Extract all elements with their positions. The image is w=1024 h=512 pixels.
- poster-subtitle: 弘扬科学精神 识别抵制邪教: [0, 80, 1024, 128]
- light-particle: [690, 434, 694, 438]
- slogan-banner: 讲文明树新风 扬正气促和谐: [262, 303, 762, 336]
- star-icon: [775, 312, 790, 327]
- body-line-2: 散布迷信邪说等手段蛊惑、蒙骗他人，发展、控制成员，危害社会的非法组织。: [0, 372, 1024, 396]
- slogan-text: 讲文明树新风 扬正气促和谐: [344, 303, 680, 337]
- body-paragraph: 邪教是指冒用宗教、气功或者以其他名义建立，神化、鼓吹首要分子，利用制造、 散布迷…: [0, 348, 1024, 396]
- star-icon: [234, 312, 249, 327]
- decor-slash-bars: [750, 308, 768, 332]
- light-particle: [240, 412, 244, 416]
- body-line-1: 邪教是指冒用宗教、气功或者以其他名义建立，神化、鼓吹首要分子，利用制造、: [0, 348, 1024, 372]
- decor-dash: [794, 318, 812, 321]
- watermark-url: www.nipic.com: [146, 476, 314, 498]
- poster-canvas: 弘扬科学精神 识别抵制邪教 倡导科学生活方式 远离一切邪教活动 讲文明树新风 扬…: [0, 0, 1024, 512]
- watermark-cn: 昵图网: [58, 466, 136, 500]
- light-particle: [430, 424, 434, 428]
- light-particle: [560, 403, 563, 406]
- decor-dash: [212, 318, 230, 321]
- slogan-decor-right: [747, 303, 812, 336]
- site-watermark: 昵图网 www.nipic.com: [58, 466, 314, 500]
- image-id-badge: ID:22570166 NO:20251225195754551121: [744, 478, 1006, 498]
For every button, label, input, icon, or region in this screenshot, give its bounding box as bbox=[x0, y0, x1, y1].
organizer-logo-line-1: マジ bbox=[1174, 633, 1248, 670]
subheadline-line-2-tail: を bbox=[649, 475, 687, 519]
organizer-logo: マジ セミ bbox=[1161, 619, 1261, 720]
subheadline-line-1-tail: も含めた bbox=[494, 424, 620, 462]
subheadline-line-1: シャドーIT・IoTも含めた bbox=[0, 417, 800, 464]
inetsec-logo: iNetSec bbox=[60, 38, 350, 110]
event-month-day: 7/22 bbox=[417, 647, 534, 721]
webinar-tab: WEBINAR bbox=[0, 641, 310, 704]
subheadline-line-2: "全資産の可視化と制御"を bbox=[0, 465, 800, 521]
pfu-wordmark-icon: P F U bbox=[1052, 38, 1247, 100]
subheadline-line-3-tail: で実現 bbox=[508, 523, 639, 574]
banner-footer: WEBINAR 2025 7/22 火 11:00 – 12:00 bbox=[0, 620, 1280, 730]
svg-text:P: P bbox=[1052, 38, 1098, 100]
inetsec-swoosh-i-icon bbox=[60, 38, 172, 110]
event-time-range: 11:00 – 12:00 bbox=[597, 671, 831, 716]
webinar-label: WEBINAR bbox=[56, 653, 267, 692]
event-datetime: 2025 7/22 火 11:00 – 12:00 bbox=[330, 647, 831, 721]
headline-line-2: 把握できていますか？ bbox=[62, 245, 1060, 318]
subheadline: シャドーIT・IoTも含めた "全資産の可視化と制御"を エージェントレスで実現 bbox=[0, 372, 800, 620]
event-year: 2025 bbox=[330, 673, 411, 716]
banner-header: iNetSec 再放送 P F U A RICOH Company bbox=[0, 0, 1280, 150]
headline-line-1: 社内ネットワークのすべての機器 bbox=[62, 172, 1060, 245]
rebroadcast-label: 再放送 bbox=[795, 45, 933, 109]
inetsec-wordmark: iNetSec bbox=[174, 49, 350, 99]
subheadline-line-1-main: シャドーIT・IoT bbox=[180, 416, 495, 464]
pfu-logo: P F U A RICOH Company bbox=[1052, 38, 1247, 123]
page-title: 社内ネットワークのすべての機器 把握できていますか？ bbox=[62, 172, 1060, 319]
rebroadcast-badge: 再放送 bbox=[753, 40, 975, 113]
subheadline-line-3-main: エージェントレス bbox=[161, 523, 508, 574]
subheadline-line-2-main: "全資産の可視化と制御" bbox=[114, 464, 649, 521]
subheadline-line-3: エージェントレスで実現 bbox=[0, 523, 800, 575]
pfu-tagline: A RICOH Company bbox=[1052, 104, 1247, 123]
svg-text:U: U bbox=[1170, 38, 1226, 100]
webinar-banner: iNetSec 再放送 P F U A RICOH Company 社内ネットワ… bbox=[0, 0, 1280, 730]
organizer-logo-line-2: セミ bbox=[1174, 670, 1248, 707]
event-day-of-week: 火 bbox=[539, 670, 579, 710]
════
> _Work to be completed_
Copy all of the data above line by line, keeping every character as it appears.

> _Result of this task_
Extract all elements with their positions. The image is w=1024 h=512 pixels.
- poster-subtitle: 弘扬科学精神 识别抵制邪教: [0, 80, 1024, 128]
- light-particle: [690, 434, 694, 438]
- slogan-banner: 讲文明树新风 扬正气促和谐: [262, 303, 762, 336]
- star-icon: [775, 312, 790, 327]
- body-line-2: 散布迷信邪说等手段蛊惑、蒙骗他人，发展、控制成员，危害社会的非法组织。: [0, 372, 1024, 396]
- slogan-text: 讲文明树新风 扬正气促和谐: [344, 303, 680, 337]
- body-paragraph: 邪教是指冒用宗教、气功或者以其他名义建立，神化、鼓吹首要分子，利用制造、 散布迷…: [0, 348, 1024, 396]
- star-icon: [234, 312, 249, 327]
- decor-slash-bars: [750, 308, 768, 332]
- light-particle: [240, 412, 244, 416]
- body-line-1: 邪教是指冒用宗教、气功或者以其他名义建立，神化、鼓吹首要分子，利用制造、: [0, 348, 1024, 372]
- decor-dash: [794, 318, 812, 321]
- watermark-url: www.nipic.com: [146, 476, 314, 498]
- poster-canvas: 弘扬科学精神 识别抵制邪教 倡导科学生活方式 远离一切邪教活动 讲文明树新风 扬…: [0, 0, 1024, 512]
- watermark-cn: 昵图网: [58, 466, 136, 500]
- light-particle: [430, 424, 434, 428]
- light-particle: [560, 403, 563, 406]
- decor-dash: [212, 318, 230, 321]
- slogan-decor-right: [747, 303, 812, 336]
- site-watermark: 昵图网 www.nipic.com: [58, 466, 314, 500]
- image-id-badge: ID:22570166 NO:20251225195754551121: [744, 478, 1006, 498]
For every button, label, input, icon, or region in this screenshot, give its bounding box as bbox=[x0, y0, x1, y1].
organizer-logo-line-1: マジ bbox=[1174, 633, 1248, 670]
subheadline-line-2-tail: を bbox=[649, 475, 687, 519]
organizer-logo: マジ セミ bbox=[1161, 619, 1261, 720]
subheadline-line-1-tail: も含めた bbox=[494, 424, 620, 462]
subheadline-line-1: シャドーIT・IoTも含めた bbox=[0, 417, 800, 464]
inetsec-logo: iNetSec bbox=[60, 38, 350, 110]
event-month-day: 7/22 bbox=[417, 647, 534, 721]
webinar-tab: WEBINAR bbox=[0, 641, 310, 704]
subheadline-line-2: "全資産の可視化と制御"を bbox=[0, 465, 800, 521]
pfu-wordmark-icon: P F U bbox=[1052, 38, 1247, 100]
subheadline-line-3-tail: で実現 bbox=[508, 523, 639, 574]
banner-footer: WEBINAR 2025 7/22 火 11:00 – 12:00 bbox=[0, 620, 1280, 730]
svg-text:P: P bbox=[1052, 38, 1098, 100]
inetsec-swoosh-i-icon bbox=[60, 38, 172, 110]
event-time-range: 11:00 – 12:00 bbox=[597, 671, 831, 716]
webinar-label: WEBINAR bbox=[56, 653, 267, 692]
event-datetime: 2025 7/22 火 11:00 – 12:00 bbox=[330, 647, 831, 721]
headline-line-2: 把握できていますか？ bbox=[62, 245, 1060, 318]
subheadline: シャドーIT・IoTも含めた "全資産の可視化と制御"を エージェントレスで実現 bbox=[0, 372, 800, 620]
event-year: 2025 bbox=[330, 673, 411, 716]
banner-header: iNetSec 再放送 P F U A RICOH Company bbox=[0, 0, 1280, 150]
headline-line-1: 社内ネットワークのすべての機器 bbox=[62, 172, 1060, 245]
rebroadcast-label: 再放送 bbox=[795, 45, 933, 109]
inetsec-wordmark: iNetSec bbox=[174, 49, 350, 99]
subheadline-line-1-main: シャドーIT・IoT bbox=[180, 416, 495, 464]
pfu-logo: P F U A RICOH Company bbox=[1052, 38, 1247, 123]
page-title: 社内ネットワークのすべての機器 把握できていますか？ bbox=[62, 172, 1060, 319]
rebroadcast-badge: 再放送 bbox=[753, 40, 975, 113]
subheadline-line-3-main: エージェントレス bbox=[161, 523, 508, 574]
subheadline-line-2-main: "全資産の可視化と制御" bbox=[114, 464, 649, 521]
subheadline-line-3: エージェントレスで実現 bbox=[0, 523, 800, 575]
pfu-tagline: A RICOH Company bbox=[1052, 104, 1247, 123]
svg-text:U: U bbox=[1170, 38, 1226, 100]
webinar-banner: iNetSec 再放送 P F U A RICOH Company 社内ネットワ… bbox=[0, 0, 1280, 730]
organizer-logo-line-2: セミ bbox=[1174, 670, 1248, 707]
event-day-of-week: 火 bbox=[539, 670, 579, 710]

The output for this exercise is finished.